_Data records_:
## START

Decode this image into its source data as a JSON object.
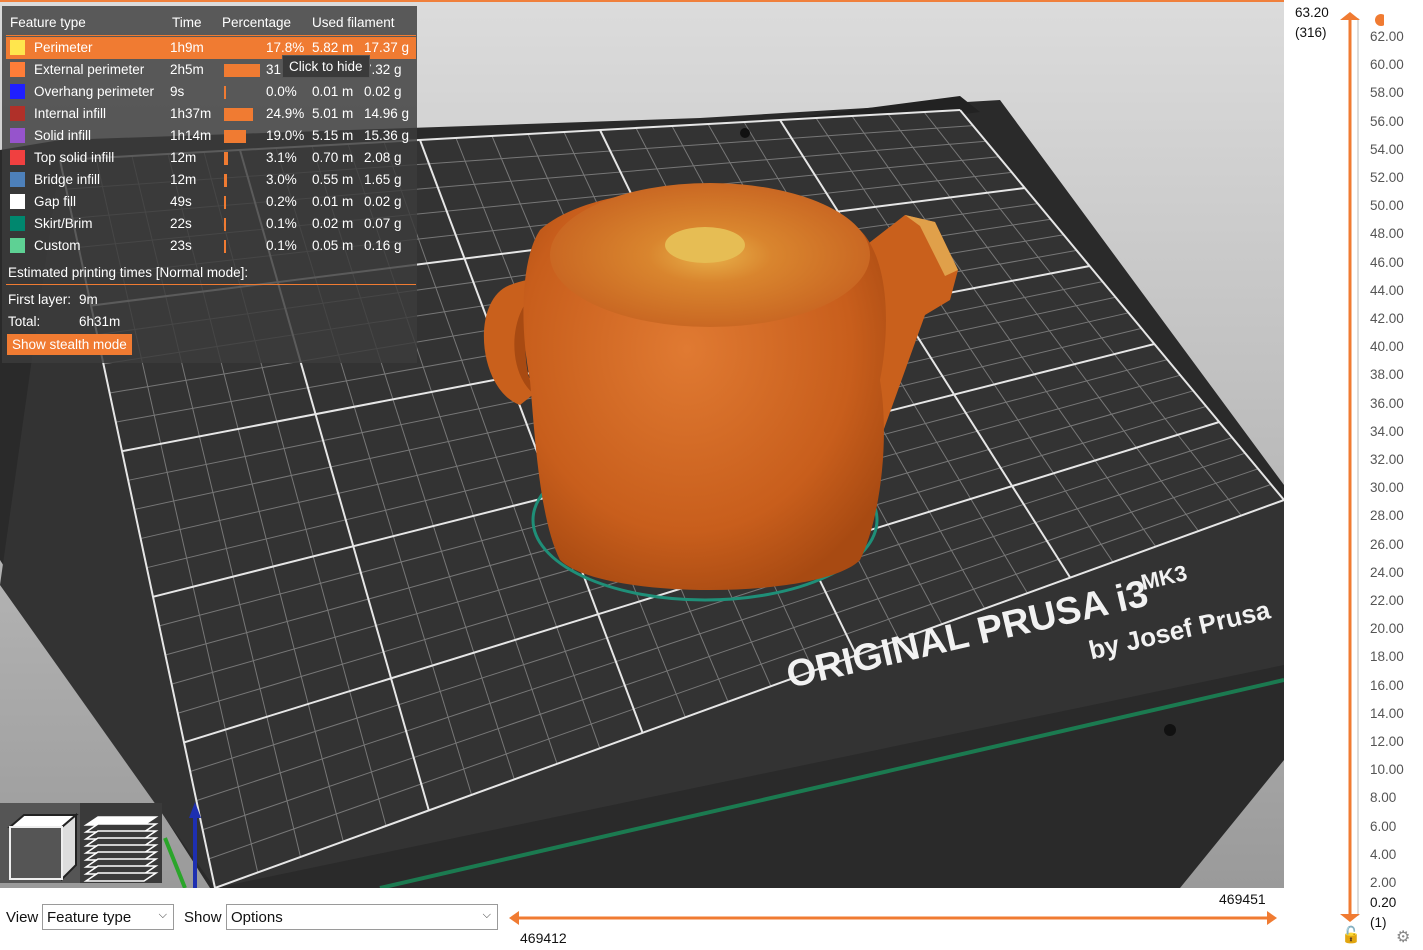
{
  "legend": {
    "headers": {
      "feature_type": "Feature type",
      "time": "Time",
      "percentage": "Percentage",
      "used_filament": "Used filament"
    },
    "rows": [
      {
        "name": "Perimeter",
        "time": "1h9m",
        "percent": "17.8%",
        "length": "5.82 m",
        "weight": "17.37 g",
        "color": "#ffe64d",
        "bar": 17.8
      },
      {
        "name": "External perimeter",
        "time": "2h5m",
        "percent": "31",
        "length": "",
        "weight": "7.32 g",
        "color": "#ff7d38",
        "bar": 31
      },
      {
        "name": "Overhang perimeter",
        "time": "9s",
        "percent": "0.0%",
        "length": "0.01 m",
        "weight": "0.02 g",
        "color": "#1f1fff",
        "bar": 0.0
      },
      {
        "name": "Internal infill",
        "time": "1h37m",
        "percent": "24.9%",
        "length": "5.01 m",
        "weight": "14.96 g",
        "color": "#b03029",
        "bar": 24.9
      },
      {
        "name": "Solid infill",
        "time": "1h14m",
        "percent": "19.0%",
        "length": "5.15 m",
        "weight": "15.36 g",
        "color": "#9654cc",
        "bar": 19.0
      },
      {
        "name": "Top solid infill",
        "time": "12m",
        "percent": "3.1%",
        "length": "0.70 m",
        "weight": "2.08 g",
        "color": "#f04040",
        "bar": 3.1
      },
      {
        "name": "Bridge infill",
        "time": "12m",
        "percent": "3.0%",
        "length": "0.55 m",
        "weight": "1.65 g",
        "color": "#4d80ba",
        "bar": 3.0
      },
      {
        "name": "Gap fill",
        "time": "49s",
        "percent": "0.2%",
        "length": "0.01 m",
        "weight": "0.02 g",
        "color": "#ffffff",
        "bar": 0.2
      },
      {
        "name": "Skirt/Brim",
        "time": "22s",
        "percent": "0.1%",
        "length": "0.02 m",
        "weight": "0.07 g",
        "color": "#00876e",
        "bar": 0.1
      },
      {
        "name": "Custom",
        "time": "23s",
        "percent": "0.1%",
        "length": "0.05 m",
        "weight": "0.16 g",
        "color": "#5ed194",
        "bar": 0.1
      }
    ],
    "estimated_title": "Estimated printing times [Normal mode]:",
    "first_layer_label": "First layer:",
    "first_layer_value": "9m",
    "total_label": "Total:",
    "total_value": "6h31m",
    "stealth_button": "Show stealth mode",
    "tooltip": "Click to hide"
  },
  "bed": {
    "line1": "ORIGINAL PRUSA i3",
    "line1_small": "MK3",
    "line2": "by Josef Prusa"
  },
  "bottom": {
    "view_label": "View",
    "view_value": "Feature type",
    "show_label": "Show",
    "show_value": "Options",
    "slider_top_value": "469451",
    "slider_bottom_value": "469412"
  },
  "vertical_slider": {
    "top_height": "63.20",
    "top_layer": "(316)",
    "bottom_height": "0.20",
    "bottom_layer": "(1)",
    "ticks": [
      "62.00",
      "60.00",
      "58.00",
      "56.00",
      "54.00",
      "52.00",
      "50.00",
      "48.00",
      "46.00",
      "44.00",
      "42.00",
      "40.00",
      "38.00",
      "36.00",
      "34.00",
      "32.00",
      "30.00",
      "28.00",
      "26.00",
      "24.00",
      "22.00",
      "20.00",
      "18.00",
      "16.00",
      "14.00",
      "12.00",
      "10.00",
      "8.00",
      "6.00",
      "4.00",
      "2.00"
    ]
  },
  "colors": {
    "accent": "#f07b32",
    "model": "#d0651f",
    "bed": "#2c2c2c"
  }
}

## END

_Goal_:
Copy out all the records exactly, excluding pictures.

_Response to the task_:
Decode this image into its source data as a JSON object.
{
  "legend": {
    "headers": {
      "feature_type": "Feature type",
      "time": "Time",
      "percentage": "Percentage",
      "used_filament": "Used filament"
    },
    "rows": [
      {
        "name": "Perimeter",
        "time": "1h9m",
        "percent": "17.8%",
        "length": "5.82 m",
        "weight": "17.37 g",
        "color": "#ffe64d",
        "bar": 17.8
      },
      {
        "name": "External perimeter",
        "time": "2h5m",
        "percent": "31",
        "length": "",
        "weight": "7.32 g",
        "color": "#ff7d38",
        "bar": 31
      },
      {
        "name": "Overhang perimeter",
        "time": "9s",
        "percent": "0.0%",
        "length": "0.01 m",
        "weight": "0.02 g",
        "color": "#1f1fff",
        "bar": 0.0
      },
      {
        "name": "Internal infill",
        "time": "1h37m",
        "percent": "24.9%",
        "length": "5.01 m",
        "weight": "14.96 g",
        "color": "#b03029",
        "bar": 24.9
      },
      {
        "name": "Solid infill",
        "time": "1h14m",
        "percent": "19.0%",
        "length": "5.15 m",
        "weight": "15.36 g",
        "color": "#9654cc",
        "bar": 19.0
      },
      {
        "name": "Top solid infill",
        "time": "12m",
        "percent": "3.1%",
        "length": "0.70 m",
        "weight": "2.08 g",
        "color": "#f04040",
        "bar": 3.1
      },
      {
        "name": "Bridge infill",
        "time": "12m",
        "percent": "3.0%",
        "length": "0.55 m",
        "weight": "1.65 g",
        "color": "#4d80ba",
        "bar": 3.0
      },
      {
        "name": "Gap fill",
        "time": "49s",
        "percent": "0.2%",
        "length": "0.01 m",
        "weight": "0.02 g",
        "color": "#ffffff",
        "bar": 0.2
      },
      {
        "name": "Skirt/Brim",
        "time": "22s",
        "percent": "0.1%",
        "length": "0.02 m",
        "weight": "0.07 g",
        "color": "#00876e",
        "bar": 0.1
      },
      {
        "name": "Custom",
        "time": "23s",
        "percent": "0.1%",
        "length": "0.05 m",
        "weight": "0.16 g",
        "color": "#5ed194",
        "bar": 0.1
      }
    ],
    "estimated_title": "Estimated printing times [Normal mode]:",
    "first_layer_label": "First layer:",
    "first_layer_value": "9m",
    "total_label": "Total:",
    "total_value": "6h31m",
    "stealth_button": "Show stealth mode",
    "tooltip": "Click to hide"
  },
  "bed": {
    "line1": "ORIGINAL PRUSA i3",
    "line1_small": "MK3",
    "line2": "by Josef Prusa"
  },
  "bottom": {
    "view_label": "View",
    "view_value": "Feature type",
    "show_label": "Show",
    "show_value": "Options",
    "slider_top_value": "469451",
    "slider_bottom_value": "469412"
  },
  "vertical_slider": {
    "top_height": "63.20",
    "top_layer": "(316)",
    "bottom_height": "0.20",
    "bottom_layer": "(1)",
    "ticks": [
      "62.00",
      "60.00",
      "58.00",
      "56.00",
      "54.00",
      "52.00",
      "50.00",
      "48.00",
      "46.00",
      "44.00",
      "42.00",
      "40.00",
      "38.00",
      "36.00",
      "34.00",
      "32.00",
      "30.00",
      "28.00",
      "26.00",
      "24.00",
      "22.00",
      "20.00",
      "18.00",
      "16.00",
      "14.00",
      "12.00",
      "10.00",
      "8.00",
      "6.00",
      "4.00",
      "2.00"
    ]
  },
  "colors": {
    "accent": "#f07b32",
    "model": "#d0651f",
    "bed": "#2c2c2c"
  }
}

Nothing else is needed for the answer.